## Begin INFORMATION SHOWN
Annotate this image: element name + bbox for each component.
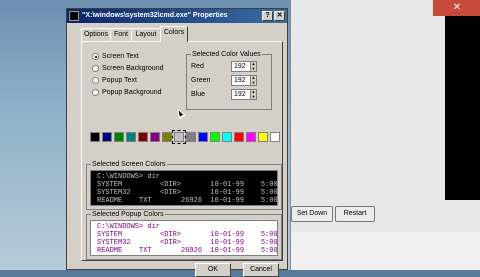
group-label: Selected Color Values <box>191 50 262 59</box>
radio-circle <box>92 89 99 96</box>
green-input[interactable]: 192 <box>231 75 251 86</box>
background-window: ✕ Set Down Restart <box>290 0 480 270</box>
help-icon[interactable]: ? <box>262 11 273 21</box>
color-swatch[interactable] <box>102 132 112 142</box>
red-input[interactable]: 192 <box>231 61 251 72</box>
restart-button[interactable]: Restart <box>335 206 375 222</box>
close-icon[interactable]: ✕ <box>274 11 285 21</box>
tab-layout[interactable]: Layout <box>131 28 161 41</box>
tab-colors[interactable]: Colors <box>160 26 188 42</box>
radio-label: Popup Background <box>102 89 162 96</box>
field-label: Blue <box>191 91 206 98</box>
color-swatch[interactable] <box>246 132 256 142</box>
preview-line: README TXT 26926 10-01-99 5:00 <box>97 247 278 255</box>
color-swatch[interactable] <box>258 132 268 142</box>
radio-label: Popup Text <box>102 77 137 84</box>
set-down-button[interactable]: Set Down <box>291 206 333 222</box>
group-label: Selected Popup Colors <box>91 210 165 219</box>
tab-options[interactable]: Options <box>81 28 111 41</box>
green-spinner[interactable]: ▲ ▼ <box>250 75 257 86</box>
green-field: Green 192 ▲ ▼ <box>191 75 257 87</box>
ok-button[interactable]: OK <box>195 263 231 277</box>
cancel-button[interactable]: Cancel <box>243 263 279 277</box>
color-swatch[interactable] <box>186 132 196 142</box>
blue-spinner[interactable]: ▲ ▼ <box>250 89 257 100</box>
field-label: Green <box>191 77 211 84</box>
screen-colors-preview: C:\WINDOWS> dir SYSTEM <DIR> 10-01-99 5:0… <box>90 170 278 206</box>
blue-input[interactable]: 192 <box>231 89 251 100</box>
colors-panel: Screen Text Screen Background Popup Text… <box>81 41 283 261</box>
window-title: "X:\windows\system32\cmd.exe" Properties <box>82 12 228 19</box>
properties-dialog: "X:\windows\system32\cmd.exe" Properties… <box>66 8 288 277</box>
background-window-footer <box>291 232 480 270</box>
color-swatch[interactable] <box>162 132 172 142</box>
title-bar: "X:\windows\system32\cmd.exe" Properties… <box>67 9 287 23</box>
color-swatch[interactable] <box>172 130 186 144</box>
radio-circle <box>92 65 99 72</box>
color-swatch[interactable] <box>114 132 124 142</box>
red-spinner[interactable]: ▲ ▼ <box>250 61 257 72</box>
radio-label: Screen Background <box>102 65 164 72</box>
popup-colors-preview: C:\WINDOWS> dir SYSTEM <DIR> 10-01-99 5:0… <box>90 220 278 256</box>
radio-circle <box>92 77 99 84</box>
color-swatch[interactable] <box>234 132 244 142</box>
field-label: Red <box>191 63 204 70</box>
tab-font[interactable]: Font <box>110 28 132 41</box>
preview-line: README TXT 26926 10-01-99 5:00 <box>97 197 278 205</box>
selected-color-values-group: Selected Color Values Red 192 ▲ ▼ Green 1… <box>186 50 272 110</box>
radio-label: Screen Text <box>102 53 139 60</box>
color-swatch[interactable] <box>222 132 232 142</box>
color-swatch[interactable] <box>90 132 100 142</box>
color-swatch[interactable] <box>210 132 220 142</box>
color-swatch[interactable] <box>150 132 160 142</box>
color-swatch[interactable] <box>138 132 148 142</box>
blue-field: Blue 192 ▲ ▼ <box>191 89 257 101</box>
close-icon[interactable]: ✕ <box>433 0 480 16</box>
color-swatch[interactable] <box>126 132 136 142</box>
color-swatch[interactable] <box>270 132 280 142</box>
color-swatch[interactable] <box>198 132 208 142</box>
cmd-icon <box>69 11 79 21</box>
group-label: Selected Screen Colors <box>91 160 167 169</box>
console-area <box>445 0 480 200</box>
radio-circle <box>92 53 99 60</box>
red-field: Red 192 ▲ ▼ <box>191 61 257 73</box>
## End INFORMATION SHOWN
## Begin INFORMATION SHOWN
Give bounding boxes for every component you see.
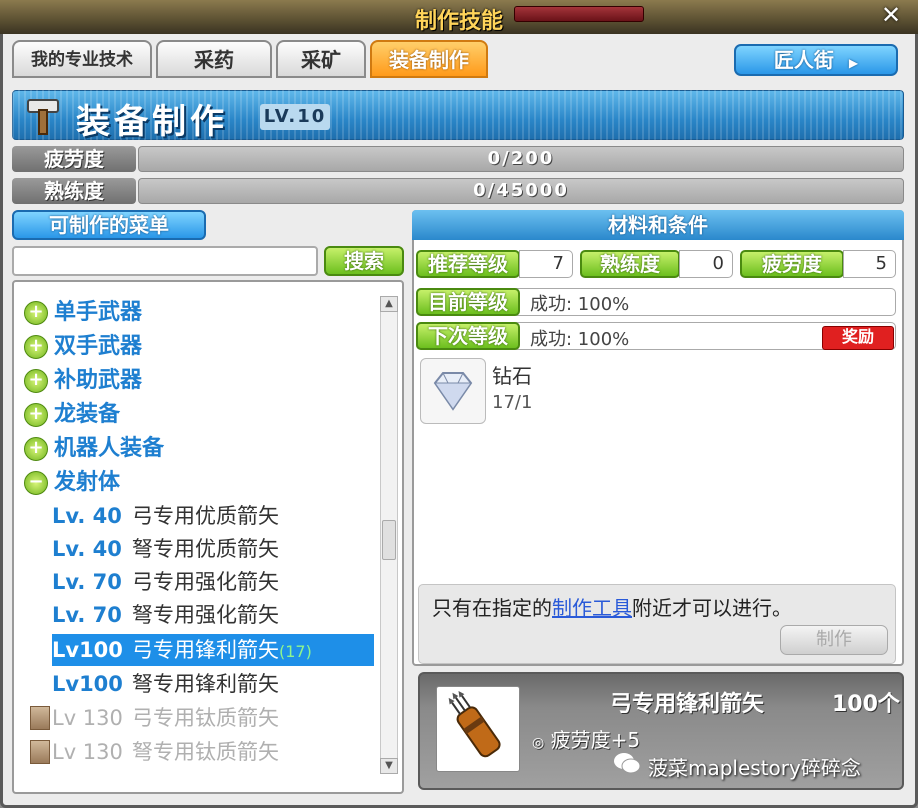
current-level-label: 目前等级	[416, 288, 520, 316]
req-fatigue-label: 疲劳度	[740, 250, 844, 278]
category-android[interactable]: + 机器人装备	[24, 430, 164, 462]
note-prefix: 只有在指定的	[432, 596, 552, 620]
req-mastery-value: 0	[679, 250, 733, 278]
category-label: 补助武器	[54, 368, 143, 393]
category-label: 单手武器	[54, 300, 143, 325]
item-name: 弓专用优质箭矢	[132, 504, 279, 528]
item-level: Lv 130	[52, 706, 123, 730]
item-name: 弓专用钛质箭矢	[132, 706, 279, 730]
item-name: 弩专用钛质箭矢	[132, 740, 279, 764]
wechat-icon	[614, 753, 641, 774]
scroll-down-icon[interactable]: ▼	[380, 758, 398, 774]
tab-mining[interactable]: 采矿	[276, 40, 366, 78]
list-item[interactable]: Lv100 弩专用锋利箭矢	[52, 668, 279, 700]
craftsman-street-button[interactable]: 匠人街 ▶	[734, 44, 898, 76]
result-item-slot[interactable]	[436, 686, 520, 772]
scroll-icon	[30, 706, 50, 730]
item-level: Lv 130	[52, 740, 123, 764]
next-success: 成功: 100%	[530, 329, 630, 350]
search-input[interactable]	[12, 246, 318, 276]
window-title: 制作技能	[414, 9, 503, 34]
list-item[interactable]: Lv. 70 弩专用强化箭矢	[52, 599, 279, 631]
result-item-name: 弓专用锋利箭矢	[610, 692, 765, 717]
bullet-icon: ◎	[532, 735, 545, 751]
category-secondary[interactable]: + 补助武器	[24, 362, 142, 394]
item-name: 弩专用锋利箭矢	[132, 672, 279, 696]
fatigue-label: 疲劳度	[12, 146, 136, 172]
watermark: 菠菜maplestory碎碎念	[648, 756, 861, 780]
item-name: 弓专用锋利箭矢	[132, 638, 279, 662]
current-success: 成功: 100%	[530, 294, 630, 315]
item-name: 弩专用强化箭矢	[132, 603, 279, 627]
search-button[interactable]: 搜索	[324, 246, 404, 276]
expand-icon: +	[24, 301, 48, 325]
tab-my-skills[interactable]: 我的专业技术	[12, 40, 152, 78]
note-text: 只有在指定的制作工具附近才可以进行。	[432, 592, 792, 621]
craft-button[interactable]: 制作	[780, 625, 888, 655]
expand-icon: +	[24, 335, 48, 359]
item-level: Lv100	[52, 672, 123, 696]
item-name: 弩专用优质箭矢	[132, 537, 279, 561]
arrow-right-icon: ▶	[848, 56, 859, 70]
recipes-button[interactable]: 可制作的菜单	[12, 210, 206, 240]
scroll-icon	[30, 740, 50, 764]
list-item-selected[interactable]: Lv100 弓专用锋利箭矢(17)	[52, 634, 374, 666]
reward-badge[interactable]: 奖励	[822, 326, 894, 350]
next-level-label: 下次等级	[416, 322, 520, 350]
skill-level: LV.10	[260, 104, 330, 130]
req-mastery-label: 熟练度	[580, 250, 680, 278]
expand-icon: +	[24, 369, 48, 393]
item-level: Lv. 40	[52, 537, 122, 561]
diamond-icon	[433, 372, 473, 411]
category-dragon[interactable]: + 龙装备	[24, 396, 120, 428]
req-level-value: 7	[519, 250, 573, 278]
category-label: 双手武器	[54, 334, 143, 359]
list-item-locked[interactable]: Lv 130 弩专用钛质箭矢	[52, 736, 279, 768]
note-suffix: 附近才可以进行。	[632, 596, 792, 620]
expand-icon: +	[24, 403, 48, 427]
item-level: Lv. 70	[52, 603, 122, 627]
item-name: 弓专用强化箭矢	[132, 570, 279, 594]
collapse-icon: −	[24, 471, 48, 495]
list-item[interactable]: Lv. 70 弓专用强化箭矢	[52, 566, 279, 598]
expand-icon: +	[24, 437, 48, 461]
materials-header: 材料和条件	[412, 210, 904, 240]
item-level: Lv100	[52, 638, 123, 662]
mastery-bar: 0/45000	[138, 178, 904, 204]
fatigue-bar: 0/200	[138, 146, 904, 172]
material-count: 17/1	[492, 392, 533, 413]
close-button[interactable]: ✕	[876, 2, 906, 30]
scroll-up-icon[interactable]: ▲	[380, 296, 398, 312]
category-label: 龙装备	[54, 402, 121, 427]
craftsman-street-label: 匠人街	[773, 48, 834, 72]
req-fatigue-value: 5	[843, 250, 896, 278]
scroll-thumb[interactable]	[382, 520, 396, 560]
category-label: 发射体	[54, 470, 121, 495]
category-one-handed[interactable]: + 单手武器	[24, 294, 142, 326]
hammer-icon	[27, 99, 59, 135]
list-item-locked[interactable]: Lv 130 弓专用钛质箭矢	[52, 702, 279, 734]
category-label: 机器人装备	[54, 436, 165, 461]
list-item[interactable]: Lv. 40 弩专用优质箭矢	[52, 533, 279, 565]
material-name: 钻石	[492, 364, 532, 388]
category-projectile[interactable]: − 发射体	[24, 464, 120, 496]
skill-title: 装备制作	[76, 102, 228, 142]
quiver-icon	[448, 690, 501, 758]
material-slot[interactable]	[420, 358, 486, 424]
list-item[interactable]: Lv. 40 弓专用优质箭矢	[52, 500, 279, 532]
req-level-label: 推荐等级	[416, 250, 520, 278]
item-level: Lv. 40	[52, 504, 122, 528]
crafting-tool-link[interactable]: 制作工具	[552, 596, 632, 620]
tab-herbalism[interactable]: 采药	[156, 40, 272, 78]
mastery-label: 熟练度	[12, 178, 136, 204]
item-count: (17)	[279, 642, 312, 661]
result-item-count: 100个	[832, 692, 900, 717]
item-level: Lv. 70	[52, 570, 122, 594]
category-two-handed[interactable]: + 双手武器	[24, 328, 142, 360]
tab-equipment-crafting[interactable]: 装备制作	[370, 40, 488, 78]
## End INFORMATION SHOWN
▶ _TASK_:
Put everything from the line containing "288, 520, 316]" down to the line containing "753, 641, 774]" into a numbered list, leaving out any blank lines.

▶ _EXERCISE RESULT_:
1. current-level-label: 目前等级	[416, 288, 520, 316]
2. req-fatigue-label: 疲劳度	[740, 250, 844, 278]
3. category-android[interactable]: + 机器人装备	[24, 430, 164, 462]
4. note-prefix: 只有在指定的	[432, 596, 552, 620]
5. req-mastery-value: 0	[679, 250, 733, 278]
6. category-label: 补助武器	[54, 368, 143, 393]
7. category-label: 单手武器	[54, 300, 143, 325]
8. item-name: 弓专用优质箭矢	[132, 504, 279, 528]
9. item-level: Lv 130	[52, 706, 123, 730]
10. item-name: 弓专用钛质箭矢	[132, 706, 279, 730]
11. item-name: 弩专用钛质箭矢	[132, 740, 279, 764]
12. wechat-icon	[614, 753, 641, 774]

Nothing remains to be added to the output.